SET EXERCISE:
Quote all entries in full, exactly.

--------------------------------------------------

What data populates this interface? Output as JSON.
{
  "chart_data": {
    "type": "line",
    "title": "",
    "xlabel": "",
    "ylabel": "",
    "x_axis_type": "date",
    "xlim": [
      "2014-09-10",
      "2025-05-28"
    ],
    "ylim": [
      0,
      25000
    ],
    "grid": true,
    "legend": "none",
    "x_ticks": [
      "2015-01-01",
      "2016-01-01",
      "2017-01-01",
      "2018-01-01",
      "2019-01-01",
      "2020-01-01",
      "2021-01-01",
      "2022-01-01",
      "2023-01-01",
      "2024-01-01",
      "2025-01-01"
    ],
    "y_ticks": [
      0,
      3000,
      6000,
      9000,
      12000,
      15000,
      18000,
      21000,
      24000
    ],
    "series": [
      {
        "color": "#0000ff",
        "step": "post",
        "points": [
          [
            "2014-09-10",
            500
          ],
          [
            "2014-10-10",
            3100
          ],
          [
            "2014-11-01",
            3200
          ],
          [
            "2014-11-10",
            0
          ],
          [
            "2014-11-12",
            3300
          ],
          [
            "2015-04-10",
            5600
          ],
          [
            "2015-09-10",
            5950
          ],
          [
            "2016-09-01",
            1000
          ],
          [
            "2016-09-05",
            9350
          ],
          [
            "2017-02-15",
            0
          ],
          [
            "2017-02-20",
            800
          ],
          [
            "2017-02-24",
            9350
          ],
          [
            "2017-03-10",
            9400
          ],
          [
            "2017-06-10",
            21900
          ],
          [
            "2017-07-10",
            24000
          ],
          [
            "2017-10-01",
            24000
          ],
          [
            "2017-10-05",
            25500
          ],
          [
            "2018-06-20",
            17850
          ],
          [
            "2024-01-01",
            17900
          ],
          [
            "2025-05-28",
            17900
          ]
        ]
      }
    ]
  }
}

--------------------------------------------------

SOLUTION TO THIS PROBLEM:
What data populates this interface? Output as JSON.
{
  "chart_data": {
    "type": "line",
    "title": "",
    "xlabel": "",
    "ylabel": "",
    "x_axis_type": "date",
    "xlim": [
      "2014-09-10",
      "2025-05-28"
    ],
    "ylim": [
      0,
      25000
    ],
    "grid": true,
    "legend": "none",
    "x_ticks": [
      "2015-01-01",
      "2016-01-01",
      "2017-01-01",
      "2018-01-01",
      "2019-01-01",
      "2020-01-01",
      "2021-01-01",
      "2022-01-01",
      "2023-01-01",
      "2024-01-01",
      "2025-01-01"
    ],
    "y_ticks": [
      0,
      3000,
      6000,
      9000,
      12000,
      15000,
      18000,
      21000,
      24000
    ],
    "series": [
      {
        "color": "#0000ff",
        "step": "post",
        "points": [
          [
            "2014-09-10",
            500
          ],
          [
            "2014-10-10",
            3100
          ],
          [
            "2014-11-01",
            3200
          ],
          [
            "2014-11-10",
            0
          ],
          [
            "2014-11-12",
            3300
          ],
          [
            "2015-04-10",
            5600
          ],
          [
            "2015-09-10",
            5950
          ],
          [
            "2016-09-01",
            1000
          ],
          [
            "2016-09-05",
            9350
          ],
          [
            "2017-02-15",
            0
          ],
          [
            "2017-02-20",
            800
          ],
          [
            "2017-02-24",
            9350
          ],
          [
            "2017-03-10",
            9400
          ],
          [
            "2017-06-10",
            21900
          ],
          [
            "2017-07-10",
            24000
          ],
          [
            "2017-10-01",
            24000
          ],
          [
            "2017-10-05",
            25500
          ],
          [
            "2018-06-20",
            17850
          ],
          [
            "2024-01-01",
            17900
          ],
          [
            "2025-05-28",
            17900
          ]
        ]
      }
    ]
  }
}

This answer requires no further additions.